### DOCUMENT EXTRACT ###

Lin-Manuel Miranda became a household name with Hamilton, the Tony Award-winning musical based on the life of Alexander Hamilton. But this week, Miranda's earlier Broadway show headed to screens big and small, as the In the Heights movie premiered in both theaters and on HBO Max. This show is quite different from Hamilton—set in the present day and based on Miranda's own life, rather than the first treasury secretary's. However, Miranda and director Jon Chu included a number of hidden touches to pleasantly surprise some eagle-eyed fans. These so-called Easter eggs relate to Hamilton, the original In the Heights stage production, and to Miranda and Chu's personal lives.
While we're sure there are still some clues left unknown, below, T&C spoke with Chu about his favorite secret messages sprinkled throughout the film. Plus, we added in a few of our own discoveries.
One of the most obvious Easter eggs is when Lin-Manuel Miranda appears in the film as Piraguero, the "Piragua Guy." Miranda sings the song "Piragua," while trying to sell the Puerto Rican shaved ice dessert by the same name. Also appearing alongside the "Piragua Guy" is "Mister Softee," the man who runs an ice cream truck competing with the piragua vendor. Mister Softee is played by Miranda's Hamilton cast-mate, Christopher Jackson, who starred as George Washington in the hit musical. Jackson also originated the role of Benny in the In the Heights stage production.

### GIVEN DATA ###

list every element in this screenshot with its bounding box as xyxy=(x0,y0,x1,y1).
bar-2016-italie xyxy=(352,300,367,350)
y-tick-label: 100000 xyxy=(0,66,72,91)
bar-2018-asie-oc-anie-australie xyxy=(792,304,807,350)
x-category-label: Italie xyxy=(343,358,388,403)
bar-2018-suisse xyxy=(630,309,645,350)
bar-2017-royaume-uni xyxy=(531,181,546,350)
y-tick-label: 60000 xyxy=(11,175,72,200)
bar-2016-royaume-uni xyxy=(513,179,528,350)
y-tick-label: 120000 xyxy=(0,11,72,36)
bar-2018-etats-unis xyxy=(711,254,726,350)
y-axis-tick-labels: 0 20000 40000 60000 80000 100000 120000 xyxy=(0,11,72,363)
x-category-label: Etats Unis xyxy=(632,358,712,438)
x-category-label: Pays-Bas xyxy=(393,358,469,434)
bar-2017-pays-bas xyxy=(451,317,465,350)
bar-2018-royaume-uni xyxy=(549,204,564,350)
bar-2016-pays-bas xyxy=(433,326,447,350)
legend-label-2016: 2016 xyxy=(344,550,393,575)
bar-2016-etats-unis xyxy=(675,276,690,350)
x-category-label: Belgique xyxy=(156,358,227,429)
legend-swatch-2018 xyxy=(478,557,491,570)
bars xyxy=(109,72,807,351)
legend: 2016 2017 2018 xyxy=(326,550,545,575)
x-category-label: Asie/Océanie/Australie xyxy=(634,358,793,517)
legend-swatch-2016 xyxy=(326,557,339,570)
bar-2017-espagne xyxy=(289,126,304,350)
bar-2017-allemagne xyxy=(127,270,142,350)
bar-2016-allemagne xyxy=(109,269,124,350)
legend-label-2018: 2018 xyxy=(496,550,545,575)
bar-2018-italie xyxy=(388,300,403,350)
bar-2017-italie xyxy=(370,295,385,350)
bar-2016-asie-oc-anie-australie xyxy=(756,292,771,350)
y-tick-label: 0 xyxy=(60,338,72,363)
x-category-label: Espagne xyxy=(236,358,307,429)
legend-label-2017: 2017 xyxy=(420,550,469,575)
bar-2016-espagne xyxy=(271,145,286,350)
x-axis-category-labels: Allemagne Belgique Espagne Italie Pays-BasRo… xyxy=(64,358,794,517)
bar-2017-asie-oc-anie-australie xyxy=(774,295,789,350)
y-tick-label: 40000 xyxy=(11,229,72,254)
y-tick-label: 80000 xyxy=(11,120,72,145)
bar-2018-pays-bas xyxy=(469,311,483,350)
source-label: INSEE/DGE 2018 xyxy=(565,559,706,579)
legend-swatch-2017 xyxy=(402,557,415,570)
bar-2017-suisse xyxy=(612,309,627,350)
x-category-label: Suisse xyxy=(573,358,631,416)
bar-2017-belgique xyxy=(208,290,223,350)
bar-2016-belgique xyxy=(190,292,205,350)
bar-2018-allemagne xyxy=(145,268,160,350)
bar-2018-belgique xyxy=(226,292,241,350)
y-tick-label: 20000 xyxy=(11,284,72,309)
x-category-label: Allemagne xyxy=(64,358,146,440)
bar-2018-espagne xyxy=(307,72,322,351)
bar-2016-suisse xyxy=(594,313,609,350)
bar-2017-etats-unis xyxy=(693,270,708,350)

###

## TASK REQUIREMENTS
(a) Answer from the In the Heights piece:
(i) Where did the In the Heights movie premiere?
(ii) Who directed the film?
(iii) Which role did Christopher Jackson originate in the In the Heights stage production?
(b) Return the stretch of the In the Heights piece between "One of the most" and "Heights stage production.", inclusive, copied word for word.
(c) Resume the In the Heights piece, starting right after its final sentence.
The data plays no part here and can be left aside.

## FINAL ANSWERS
(a)
(i) In theaters and on HBO Max.
(ii) Jon Chu.
(iii) Benny.

(b)
One of the most obvious Easter eggs is when Lin-Manuel Miranda appears in the film as Piraguero, the "Piragua Guy." Miranda sings the song "Piragua," while trying to sell the Puerto Rican shaved ice dessert by the same name. Also appearing alongside the "Piragua Guy" is "Mister Softee," the man who runs an ice cream truck competing with the piragua vendor. Mister Softee is played by Miranda's Hamilton cast-mate, Christopher Jackson, who starred as George Washington in the hit musical. Jackson also originated the role of Benny in the In the Heights stage production.

(c)
Another hidden component of the piragua scene is related to the history of the musical. "When Lin first conceived In the Heights, he drew a picture, and he drew a picture of the subway, scratched on his notebook in high school, I believe. And he wrote 'In the Heights by Lin-Manuel Miranda,'" Chu says. "This picture, he showed me, and I was like, 'That is crazy that this is where this all started.' We carved that image into his piragua cart. In the closeup of the cart, you can see it carved in, his initial. It's like the flux capacitor, and it's in the movie."
Finally, the book Miranda reads while he is in character was also distinctly intentional. "Even the book that he's reading as piragua guy is what his grandfather used to read him, and it took us a long time to clear that," Chu says. "So many times, the studio was like, 'Can we just replace the cover so we don't have to find this obscure writer and find the thing?' I was like, 'No. It means so much. This is a nod to his grandparents. We have to get it.' And so we got it."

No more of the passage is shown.